- **THE DATA**:

** Start **

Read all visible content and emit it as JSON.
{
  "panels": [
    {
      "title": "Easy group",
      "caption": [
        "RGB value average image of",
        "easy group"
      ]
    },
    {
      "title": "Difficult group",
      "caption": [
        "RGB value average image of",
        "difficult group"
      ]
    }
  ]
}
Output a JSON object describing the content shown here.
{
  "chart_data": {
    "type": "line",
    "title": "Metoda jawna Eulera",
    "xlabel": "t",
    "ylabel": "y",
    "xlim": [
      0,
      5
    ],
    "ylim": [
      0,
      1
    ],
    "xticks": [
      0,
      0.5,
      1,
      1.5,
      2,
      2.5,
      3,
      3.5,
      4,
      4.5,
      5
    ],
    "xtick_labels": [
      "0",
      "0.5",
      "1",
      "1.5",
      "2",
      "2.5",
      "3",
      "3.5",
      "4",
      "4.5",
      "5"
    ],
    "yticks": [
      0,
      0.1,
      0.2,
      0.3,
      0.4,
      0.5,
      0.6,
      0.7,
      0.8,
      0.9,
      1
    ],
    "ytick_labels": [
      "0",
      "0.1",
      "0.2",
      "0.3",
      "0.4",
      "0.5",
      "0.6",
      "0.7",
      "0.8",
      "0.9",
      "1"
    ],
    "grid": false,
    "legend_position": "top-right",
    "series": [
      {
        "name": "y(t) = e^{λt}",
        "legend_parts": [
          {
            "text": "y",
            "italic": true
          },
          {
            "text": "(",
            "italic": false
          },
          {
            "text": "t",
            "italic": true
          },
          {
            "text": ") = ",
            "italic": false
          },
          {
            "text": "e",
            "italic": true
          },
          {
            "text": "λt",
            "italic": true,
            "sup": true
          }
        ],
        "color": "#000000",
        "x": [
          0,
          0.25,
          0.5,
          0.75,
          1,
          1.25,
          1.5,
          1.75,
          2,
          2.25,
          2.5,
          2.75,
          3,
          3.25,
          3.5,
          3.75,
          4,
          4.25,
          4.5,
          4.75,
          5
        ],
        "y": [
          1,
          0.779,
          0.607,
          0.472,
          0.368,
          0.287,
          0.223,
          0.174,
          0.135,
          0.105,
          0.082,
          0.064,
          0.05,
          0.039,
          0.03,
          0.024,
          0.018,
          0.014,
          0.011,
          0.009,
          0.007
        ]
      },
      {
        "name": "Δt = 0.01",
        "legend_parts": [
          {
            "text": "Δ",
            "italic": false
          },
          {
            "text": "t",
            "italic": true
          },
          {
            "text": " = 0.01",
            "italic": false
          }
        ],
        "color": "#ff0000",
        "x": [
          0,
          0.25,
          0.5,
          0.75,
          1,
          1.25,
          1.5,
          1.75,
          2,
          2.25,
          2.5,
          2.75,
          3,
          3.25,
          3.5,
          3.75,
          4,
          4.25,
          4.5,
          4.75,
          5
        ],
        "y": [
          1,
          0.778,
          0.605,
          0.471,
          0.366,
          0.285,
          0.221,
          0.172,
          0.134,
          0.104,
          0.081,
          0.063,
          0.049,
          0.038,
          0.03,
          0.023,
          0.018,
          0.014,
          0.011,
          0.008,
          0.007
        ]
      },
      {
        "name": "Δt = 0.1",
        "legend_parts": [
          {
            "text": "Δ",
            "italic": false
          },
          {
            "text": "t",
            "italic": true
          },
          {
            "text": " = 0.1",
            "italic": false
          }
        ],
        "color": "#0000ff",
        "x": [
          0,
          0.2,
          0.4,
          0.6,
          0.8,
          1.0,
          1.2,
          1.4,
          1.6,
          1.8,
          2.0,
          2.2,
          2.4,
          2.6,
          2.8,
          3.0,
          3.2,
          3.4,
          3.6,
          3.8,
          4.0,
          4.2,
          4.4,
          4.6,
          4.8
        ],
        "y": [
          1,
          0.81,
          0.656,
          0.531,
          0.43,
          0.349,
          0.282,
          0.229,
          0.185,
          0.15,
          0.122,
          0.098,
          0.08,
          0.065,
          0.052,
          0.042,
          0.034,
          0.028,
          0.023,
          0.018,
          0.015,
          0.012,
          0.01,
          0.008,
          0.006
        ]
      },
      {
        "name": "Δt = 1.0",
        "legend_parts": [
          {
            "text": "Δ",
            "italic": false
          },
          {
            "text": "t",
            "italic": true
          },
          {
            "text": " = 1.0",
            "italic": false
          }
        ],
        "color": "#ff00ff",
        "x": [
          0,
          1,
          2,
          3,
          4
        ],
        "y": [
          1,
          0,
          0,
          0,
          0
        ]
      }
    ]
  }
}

** End **

- **TASK OBJECTIVE**:
Determine how many lines of the data contain "title" and give nothing but that number.

- **SOLVED PROBLEM**:
3